What the exercise asks:
In the records below, reproduce character for character the lines starting at the one that contains "list each element" and ending at the one that contains "select-all-checkbox[interactable] <box>358 277", with both of those lines included.

Task material:
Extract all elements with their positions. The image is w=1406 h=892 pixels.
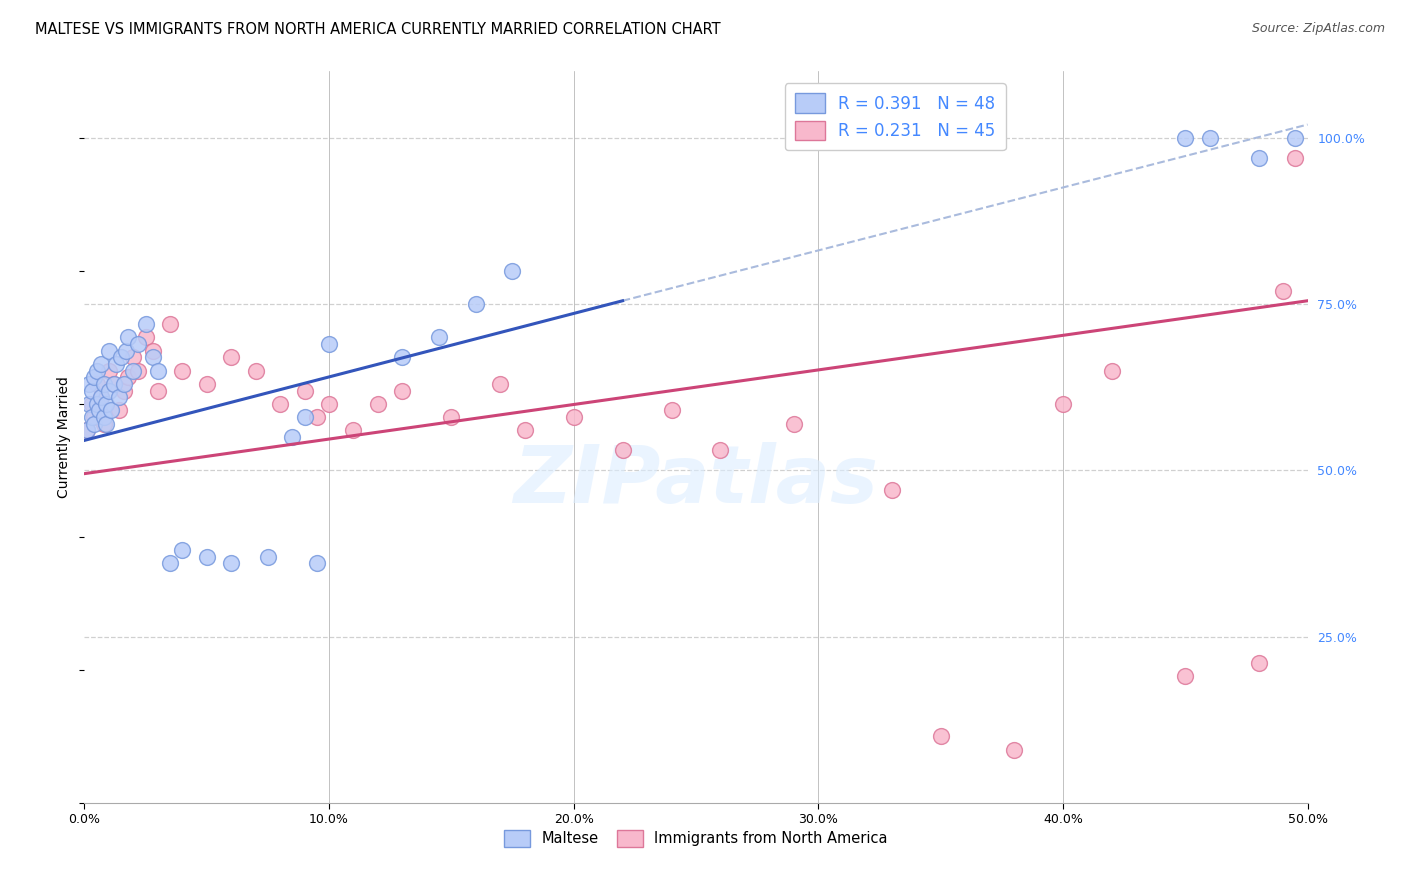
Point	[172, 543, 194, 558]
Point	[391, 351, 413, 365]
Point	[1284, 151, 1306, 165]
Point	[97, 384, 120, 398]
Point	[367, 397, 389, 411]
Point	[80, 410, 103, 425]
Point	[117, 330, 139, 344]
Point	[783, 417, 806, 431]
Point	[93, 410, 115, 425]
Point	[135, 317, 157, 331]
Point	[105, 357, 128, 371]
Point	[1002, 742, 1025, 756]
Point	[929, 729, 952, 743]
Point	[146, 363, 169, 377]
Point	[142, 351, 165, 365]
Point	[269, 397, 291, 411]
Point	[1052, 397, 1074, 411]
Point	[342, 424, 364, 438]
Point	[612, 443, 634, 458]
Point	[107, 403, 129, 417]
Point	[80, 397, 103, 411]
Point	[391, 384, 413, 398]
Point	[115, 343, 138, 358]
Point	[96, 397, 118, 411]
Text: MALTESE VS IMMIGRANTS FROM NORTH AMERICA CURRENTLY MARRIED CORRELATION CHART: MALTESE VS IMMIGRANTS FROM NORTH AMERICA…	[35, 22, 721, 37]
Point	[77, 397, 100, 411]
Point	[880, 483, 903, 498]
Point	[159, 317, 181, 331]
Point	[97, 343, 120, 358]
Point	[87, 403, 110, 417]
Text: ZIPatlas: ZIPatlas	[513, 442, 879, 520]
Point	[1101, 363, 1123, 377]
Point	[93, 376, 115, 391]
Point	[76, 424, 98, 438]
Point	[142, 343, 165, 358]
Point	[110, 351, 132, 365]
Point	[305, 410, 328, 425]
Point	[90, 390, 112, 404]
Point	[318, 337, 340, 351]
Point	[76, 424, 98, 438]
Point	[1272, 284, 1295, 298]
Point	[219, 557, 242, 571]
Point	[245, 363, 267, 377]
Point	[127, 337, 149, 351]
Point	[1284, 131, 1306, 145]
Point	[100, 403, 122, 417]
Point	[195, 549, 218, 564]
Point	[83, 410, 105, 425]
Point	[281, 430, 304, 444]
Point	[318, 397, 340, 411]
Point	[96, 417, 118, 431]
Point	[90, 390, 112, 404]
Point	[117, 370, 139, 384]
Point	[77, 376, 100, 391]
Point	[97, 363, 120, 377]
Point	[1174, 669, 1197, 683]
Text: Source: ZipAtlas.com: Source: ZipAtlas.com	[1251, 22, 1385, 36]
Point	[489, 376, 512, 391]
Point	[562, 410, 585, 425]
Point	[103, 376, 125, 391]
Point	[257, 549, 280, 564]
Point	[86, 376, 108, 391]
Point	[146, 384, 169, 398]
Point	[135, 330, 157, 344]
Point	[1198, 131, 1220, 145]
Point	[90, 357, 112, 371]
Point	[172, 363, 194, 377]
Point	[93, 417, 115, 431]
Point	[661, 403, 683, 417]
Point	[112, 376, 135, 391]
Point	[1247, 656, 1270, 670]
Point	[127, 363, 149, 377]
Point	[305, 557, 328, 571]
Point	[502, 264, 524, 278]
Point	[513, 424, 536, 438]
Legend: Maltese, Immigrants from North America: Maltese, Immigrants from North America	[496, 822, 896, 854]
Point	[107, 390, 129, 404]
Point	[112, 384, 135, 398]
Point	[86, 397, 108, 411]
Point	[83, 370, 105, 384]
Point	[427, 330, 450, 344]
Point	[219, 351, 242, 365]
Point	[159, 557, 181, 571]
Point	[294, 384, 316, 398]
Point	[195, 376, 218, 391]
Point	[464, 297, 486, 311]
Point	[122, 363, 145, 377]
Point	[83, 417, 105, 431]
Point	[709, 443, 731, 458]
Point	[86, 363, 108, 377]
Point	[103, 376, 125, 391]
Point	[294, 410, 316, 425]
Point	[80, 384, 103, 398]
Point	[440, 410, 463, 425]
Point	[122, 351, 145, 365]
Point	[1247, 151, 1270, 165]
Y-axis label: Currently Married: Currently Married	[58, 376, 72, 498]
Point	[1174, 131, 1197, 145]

---

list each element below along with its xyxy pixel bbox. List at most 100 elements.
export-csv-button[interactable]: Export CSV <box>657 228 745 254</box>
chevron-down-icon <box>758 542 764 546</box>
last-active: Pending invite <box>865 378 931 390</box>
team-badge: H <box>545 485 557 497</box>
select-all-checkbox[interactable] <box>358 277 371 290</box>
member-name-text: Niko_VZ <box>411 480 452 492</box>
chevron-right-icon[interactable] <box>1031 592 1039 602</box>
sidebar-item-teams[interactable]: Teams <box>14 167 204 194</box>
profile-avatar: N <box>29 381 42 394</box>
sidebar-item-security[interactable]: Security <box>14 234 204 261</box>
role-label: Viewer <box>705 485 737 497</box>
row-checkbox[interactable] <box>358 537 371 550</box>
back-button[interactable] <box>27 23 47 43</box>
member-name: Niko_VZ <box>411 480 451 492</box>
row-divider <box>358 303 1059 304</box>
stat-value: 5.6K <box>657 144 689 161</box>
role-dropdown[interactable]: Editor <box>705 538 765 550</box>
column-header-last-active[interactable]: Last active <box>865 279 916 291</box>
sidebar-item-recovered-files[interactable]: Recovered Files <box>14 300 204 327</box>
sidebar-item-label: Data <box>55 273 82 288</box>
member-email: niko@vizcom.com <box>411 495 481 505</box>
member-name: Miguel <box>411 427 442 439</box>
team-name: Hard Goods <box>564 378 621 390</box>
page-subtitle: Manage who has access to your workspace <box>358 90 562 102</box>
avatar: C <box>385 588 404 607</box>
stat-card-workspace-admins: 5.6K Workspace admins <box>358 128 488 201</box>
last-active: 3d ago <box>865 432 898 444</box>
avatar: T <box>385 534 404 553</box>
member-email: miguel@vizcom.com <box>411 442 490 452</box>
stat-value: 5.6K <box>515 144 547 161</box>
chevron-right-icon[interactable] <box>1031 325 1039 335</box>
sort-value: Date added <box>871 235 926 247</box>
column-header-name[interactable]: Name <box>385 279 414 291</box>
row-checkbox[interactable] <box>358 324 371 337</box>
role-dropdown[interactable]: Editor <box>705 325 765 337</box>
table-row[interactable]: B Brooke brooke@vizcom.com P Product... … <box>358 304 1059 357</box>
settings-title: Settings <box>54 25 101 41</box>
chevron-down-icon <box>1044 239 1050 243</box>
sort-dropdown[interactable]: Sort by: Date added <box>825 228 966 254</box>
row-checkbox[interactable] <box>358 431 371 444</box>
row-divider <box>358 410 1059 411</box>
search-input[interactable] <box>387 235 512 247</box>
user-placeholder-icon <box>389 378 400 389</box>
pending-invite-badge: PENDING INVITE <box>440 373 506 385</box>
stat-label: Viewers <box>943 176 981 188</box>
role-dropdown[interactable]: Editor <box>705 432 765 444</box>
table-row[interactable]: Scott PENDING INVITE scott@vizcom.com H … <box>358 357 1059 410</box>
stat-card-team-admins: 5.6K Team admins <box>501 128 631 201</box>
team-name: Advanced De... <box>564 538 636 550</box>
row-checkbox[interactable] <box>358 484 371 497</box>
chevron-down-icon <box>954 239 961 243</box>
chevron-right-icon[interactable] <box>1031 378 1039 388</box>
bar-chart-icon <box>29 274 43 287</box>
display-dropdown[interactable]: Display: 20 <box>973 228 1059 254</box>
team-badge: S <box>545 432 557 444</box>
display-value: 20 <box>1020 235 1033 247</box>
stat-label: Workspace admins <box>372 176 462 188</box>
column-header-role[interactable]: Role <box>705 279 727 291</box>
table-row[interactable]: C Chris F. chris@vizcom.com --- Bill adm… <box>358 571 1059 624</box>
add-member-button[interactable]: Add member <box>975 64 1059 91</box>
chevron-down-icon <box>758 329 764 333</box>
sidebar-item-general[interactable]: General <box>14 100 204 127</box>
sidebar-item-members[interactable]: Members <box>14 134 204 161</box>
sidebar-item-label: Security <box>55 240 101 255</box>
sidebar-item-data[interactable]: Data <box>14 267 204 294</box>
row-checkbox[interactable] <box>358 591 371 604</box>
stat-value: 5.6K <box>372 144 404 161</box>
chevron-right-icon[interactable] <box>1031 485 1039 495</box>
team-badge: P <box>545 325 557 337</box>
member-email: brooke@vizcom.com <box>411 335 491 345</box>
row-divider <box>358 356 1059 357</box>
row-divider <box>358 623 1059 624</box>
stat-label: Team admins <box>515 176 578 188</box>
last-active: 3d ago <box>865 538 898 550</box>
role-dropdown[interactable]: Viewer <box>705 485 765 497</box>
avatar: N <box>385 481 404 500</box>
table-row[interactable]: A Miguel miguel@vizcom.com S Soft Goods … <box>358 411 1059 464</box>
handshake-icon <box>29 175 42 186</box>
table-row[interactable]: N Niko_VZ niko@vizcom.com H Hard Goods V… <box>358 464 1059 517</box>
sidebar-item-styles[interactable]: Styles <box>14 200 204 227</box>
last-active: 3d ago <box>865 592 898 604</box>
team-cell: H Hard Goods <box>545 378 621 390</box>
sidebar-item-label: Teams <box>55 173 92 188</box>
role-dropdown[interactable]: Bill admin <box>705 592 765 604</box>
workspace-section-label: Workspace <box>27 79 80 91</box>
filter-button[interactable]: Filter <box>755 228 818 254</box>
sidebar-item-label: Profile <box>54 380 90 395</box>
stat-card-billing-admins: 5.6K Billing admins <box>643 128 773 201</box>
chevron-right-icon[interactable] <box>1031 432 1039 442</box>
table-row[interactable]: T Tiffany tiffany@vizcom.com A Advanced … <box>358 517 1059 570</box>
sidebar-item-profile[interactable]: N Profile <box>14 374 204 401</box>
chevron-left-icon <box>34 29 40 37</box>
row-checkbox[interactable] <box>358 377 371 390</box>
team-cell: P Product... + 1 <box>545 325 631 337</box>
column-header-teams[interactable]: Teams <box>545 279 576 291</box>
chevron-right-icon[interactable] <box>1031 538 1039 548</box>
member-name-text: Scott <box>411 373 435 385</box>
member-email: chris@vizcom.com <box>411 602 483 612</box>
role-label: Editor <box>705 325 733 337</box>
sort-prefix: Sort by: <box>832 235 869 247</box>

Full answer:
list each element below along with its xyxy pixel bbox. List at most 100 elements.
export-csv-button[interactable]: Export CSV <box>657 228 745 254</box>
chevron-down-icon <box>758 542 764 546</box>
last-active: Pending invite <box>865 378 931 390</box>
team-badge: H <box>545 485 557 497</box>
select-all-checkbox[interactable] <box>358 277 371 290</box>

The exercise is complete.